● **GIVEN INSTRUCTION**:
Extract the text of every entry below exactly; leave images out.

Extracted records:
+---+

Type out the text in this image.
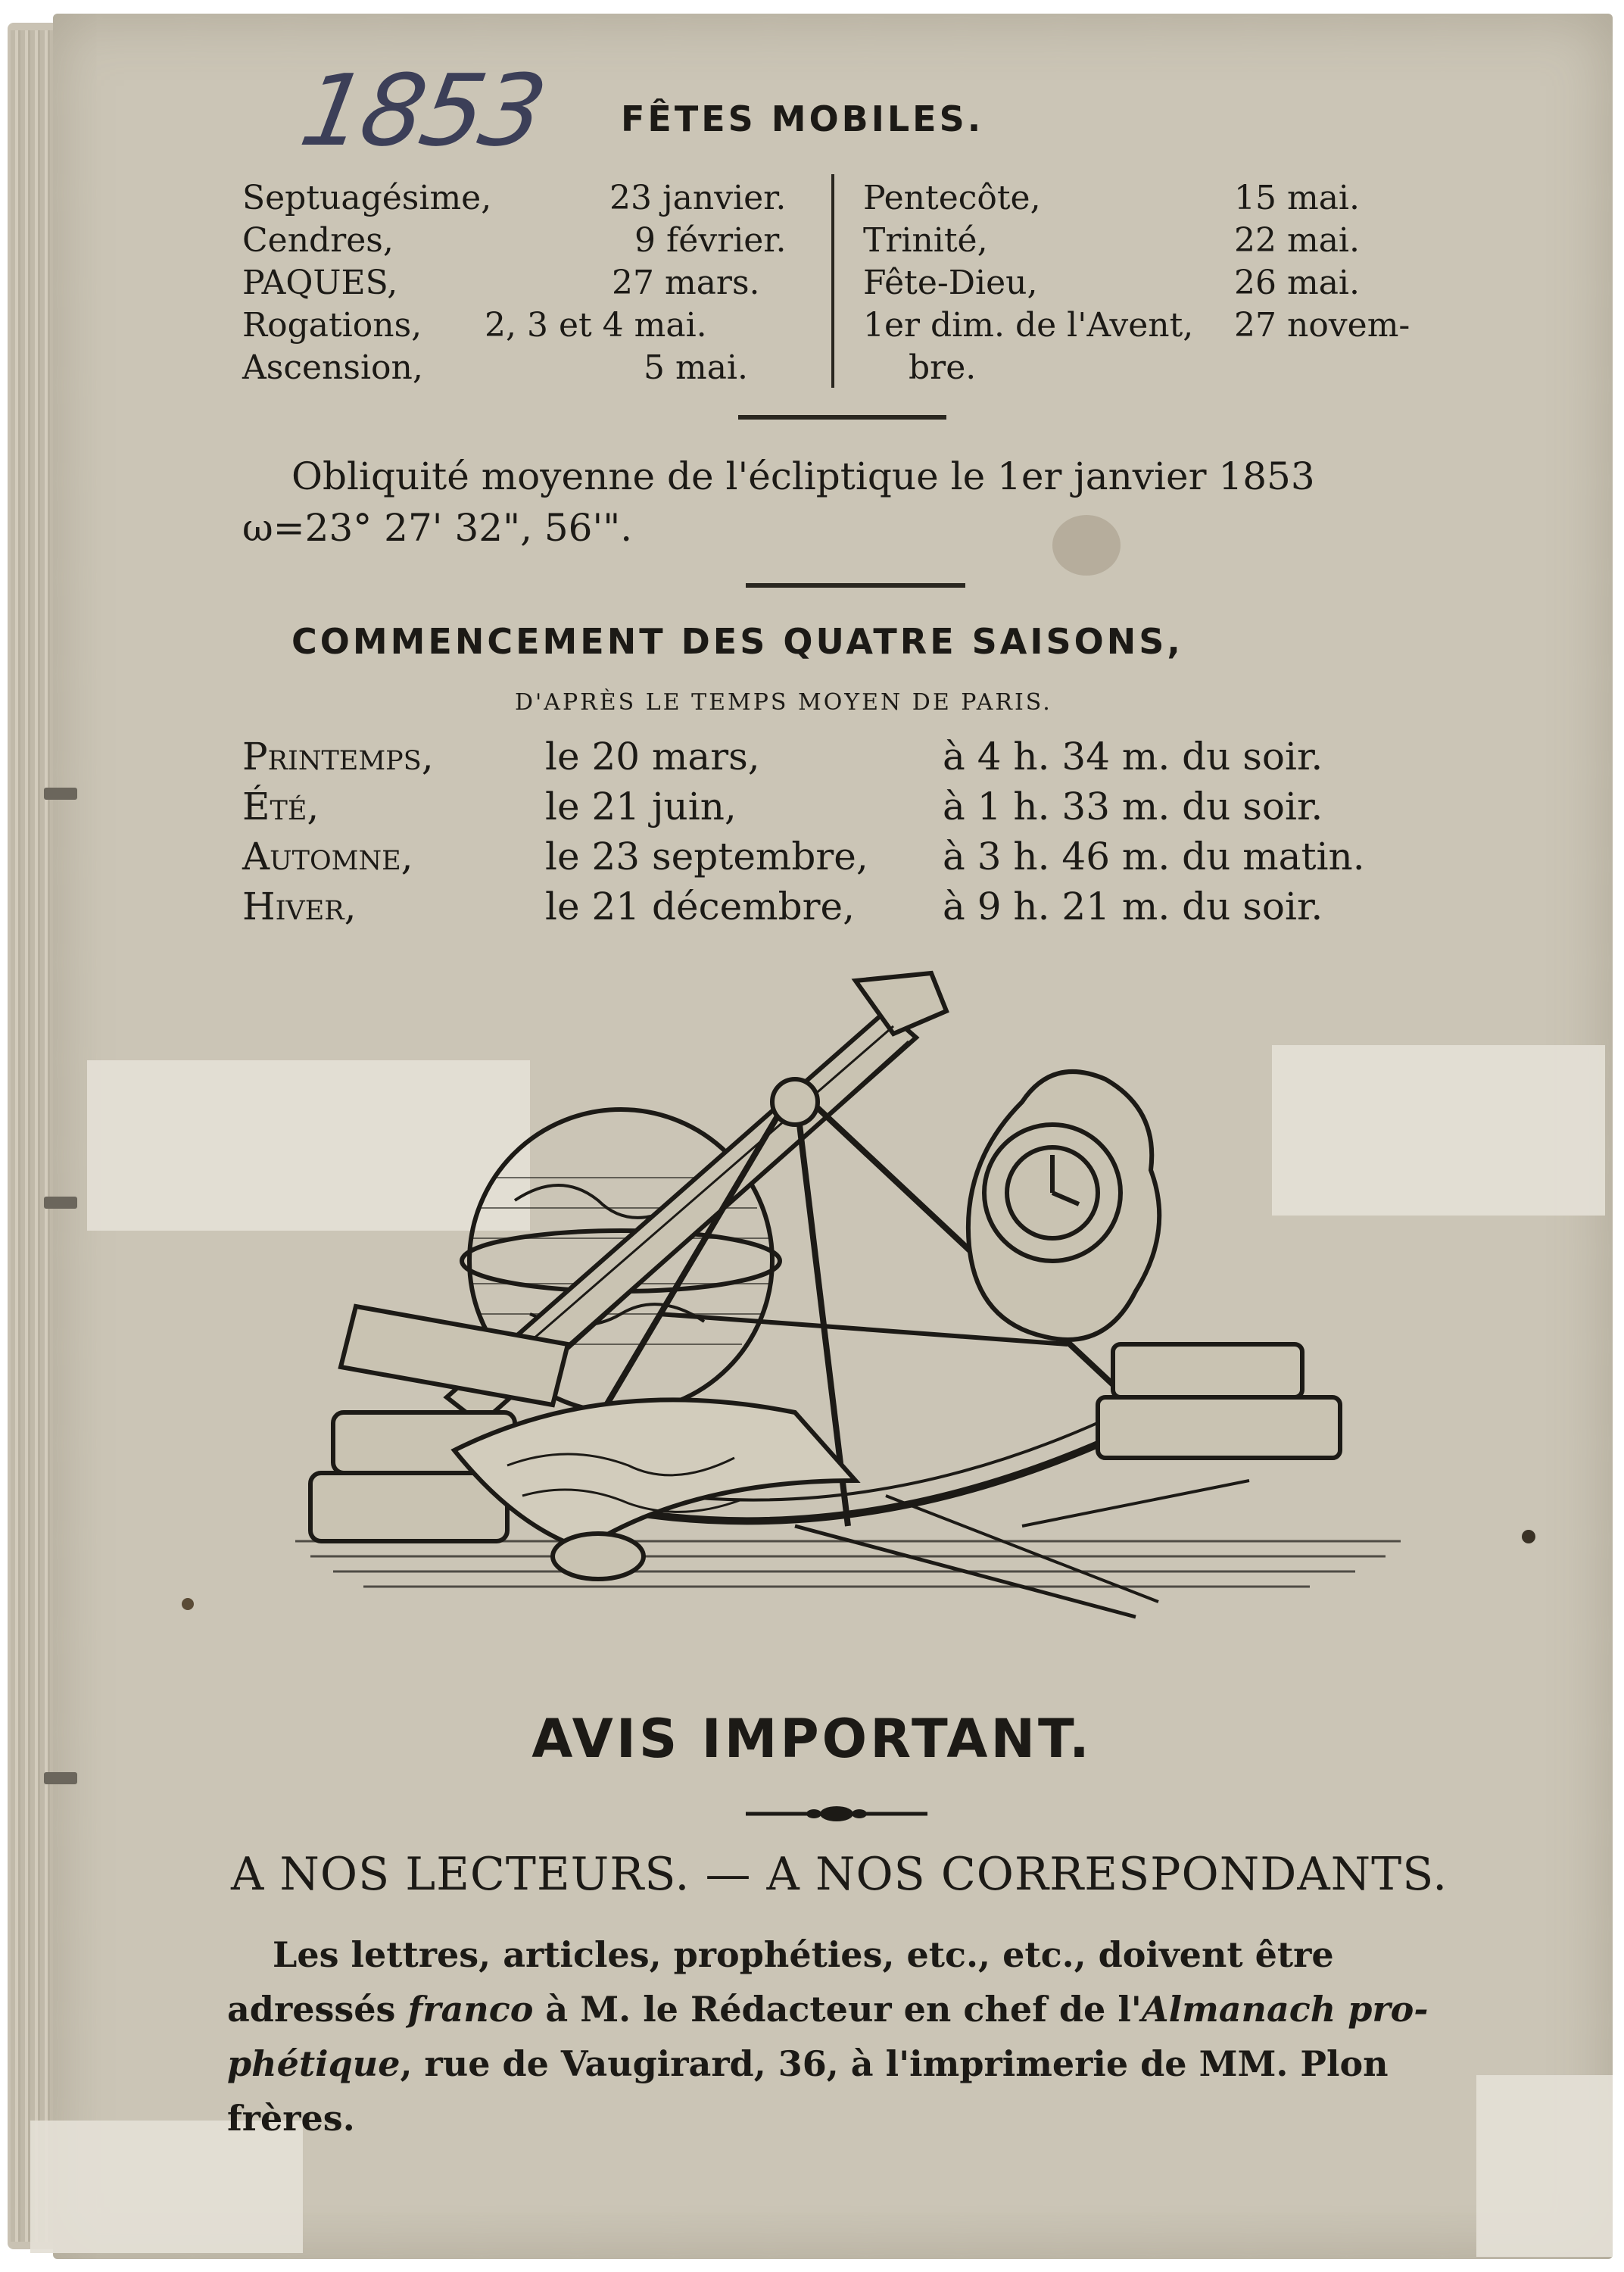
1853 FÊTES MOBILES.
Septuagésime,	23 janvier.
Cendres,	9 février.
PAQUES,	27 mars.
Rogations, 2, 3 et 4 mai.
Ascension,	5 mai.
Pentecôte,	15 mai.
Trinité,	22 mai.
Fête-Dieu,	26 mai.
1er dim. de l'Avent, 27 novem-
bre.
Obliquité moyenne de l'écliptique le 1er janvier 1853
ω=23° 27' 32", 56'".
COMMENCEMENT DES QUATRE SAISONS,
D'APRÈS LE TEMPS MOYEN DE PARIS.
Printemps,	le 20 mars,	à 4 h. 34 m. du soir.
Été,	le 21 juin,	à 1 h. 33 m. du soir.
Automne,	le 23 septembre, à 3 h. 46 m. du matin.
Hiver,	le 21 décembre, à 9 h. 21 m. du soir.
AVIS IMPORTANT.
A NOS LECTEURS. — A NOS CORRESPONDANTS.
Les lettres, articles, prophéties, etc., etc., doivent être
adressés franco à M. le Rédacteur en chef de l'Almanach pro-
phétique, rue de Vaugirard, 36, à l'imprimerie de MM. Plon
frères.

+---+

● **THE SOLUTION**:
Type out the text in this image.
1853 FÊTES MOBILES.
Septuagésime,	23 janvier.
Cendres,	9 février.
PAQUES,	27 mars.
Rogations, 2, 3 et 4 mai.
Ascension,	5 mai.
Pentecôte,	15 mai.
Trinité,	22 mai.
Fête-Dieu,	26 mai.
1er dim. de l'Avent, 27 novem-
bre.
Obliquité moyenne de l'écliptique le 1er janvier 1853
ω=23° 27' 32", 56'".
COMMENCEMENT DES QUATRE SAISONS,
D'APRÈS LE TEMPS MOYEN DE PARIS.
Printemps,	le 20 mars,	à 4 h. 34 m. du soir.
Été,	le 21 juin,	à 1 h. 33 m. du soir.
Automne,	le 23 septembre, à 3 h. 46 m. du matin.
Hiver,	le 21 décembre, à 9 h. 21 m. du soir.
AVIS IMPORTANT.
A NOS LECTEURS. — A NOS CORRESPONDANTS.
Les lettres, articles, prophéties, etc., etc., doivent être
adressés franco à M. le Rédacteur en chef de l'Almanach pro-
phétique, rue de Vaugirard, 36, à l'imprimerie de MM. Plon
frères.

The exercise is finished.